- _Exercise description_: What follows is a set of entries. Give them again exactly, without the pictures.

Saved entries
============================================================

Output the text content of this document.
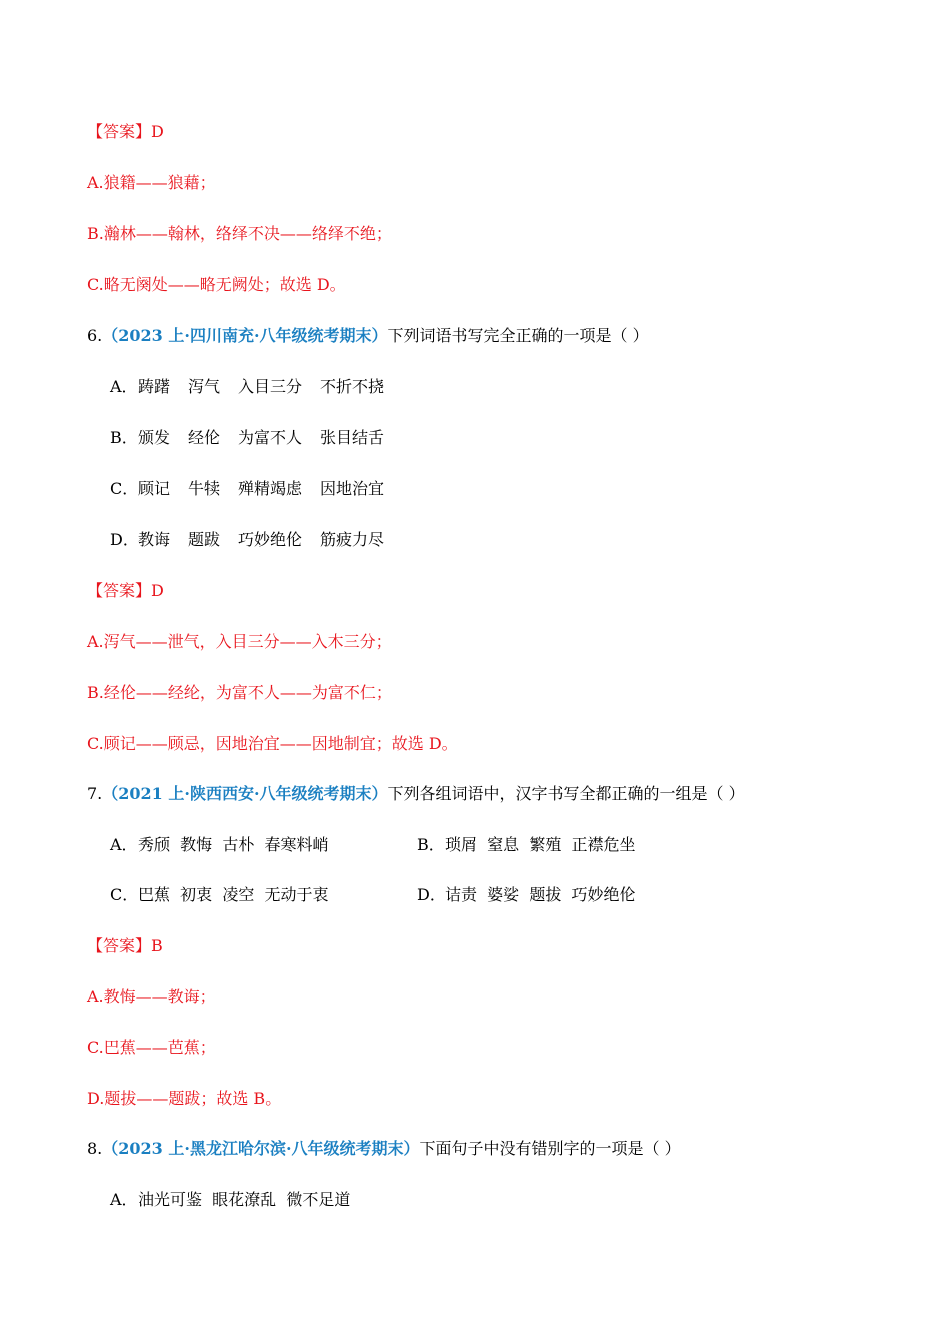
【答案】D
A.狼籍——狼藉；
B.瀚林——翰林，络绎不决——络绎不绝；
C.略无阕处——略无阙处；故选 D。
6.（2023 上·四川南充·八年级统考期末）下列词语书写完全正确的一项是（ ）
A．踌躇 泻气 入目三分 不折不挠
B．颁发 经伦 为富不人 张目结舌
C．顾记 牛犊 殚精竭虑 因地治宜
D．教诲 题跋 巧妙绝伦 筋疲力尽
【答案】D
A.泻气——泄气，入目三分——入木三分；
B.经伦——经纶，为富不人——为富不仁；
C.顾记——顾忌，因地治宜——因地制宜；故选 D。
7.（2021 上·陕西西安·八年级统考期末）下列各组词语中，汉字书写全都正确的一组是（ ）
A．秀颀  教悔  古朴  春寒料峭	B．琐屑  窒息  繁殖  正襟危坐
C．巴蕉  初衷  凌空  无动于衷	D．诘责  婆娑  题拔  巧妙绝伦
【答案】B
A.教悔——教诲；
C.巴蕉——芭蕉；
D.题拔——题跋；故选 B。
8.（2023 上·黑龙江哈尔滨·八年级统考期末）下面句子中没有错别字的一项是（ ）
A．油光可鉴  眼花潦乱  微不足道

============================================================

- _The reply_:
Output the text content of this document.
【答案】D
A.狼籍——狼藉；
B.瀚林——翰林，络绎不决——络绎不绝；
C.略无阕处——略无阙处；故选 D。
6.（2023 上·四川南充·八年级统考期末）下列词语书写完全正确的一项是（ ）
A．踌躇 泻气 入目三分 不折不挠
B．颁发 经伦 为富不人 张目结舌
C．顾记 牛犊 殚精竭虑 因地治宜
D．教诲 题跋 巧妙绝伦 筋疲力尽
【答案】D
A.泻气——泄气，入目三分——入木三分；
B.经伦——经纶，为富不人——为富不仁；
C.顾记——顾忌，因地治宜——因地制宜；故选 D。
7.（2021 上·陕西西安·八年级统考期末）下列各组词语中，汉字书写全都正确的一组是（ ）
A．秀颀  教悔  古朴  春寒料峭	B．琐屑  窒息  繁殖  正襟危坐
C．巴蕉  初衷  凌空  无动于衷	D．诘责  婆娑  题拔  巧妙绝伦
【答案】B
A.教悔——教诲；
C.巴蕉——芭蕉；
D.题拔——题跋；故选 B。
8.（2023 上·黑龙江哈尔滨·八年级统考期末）下面句子中没有错别字的一项是（ ）
A．油光可鉴  眼花潦乱  微不足道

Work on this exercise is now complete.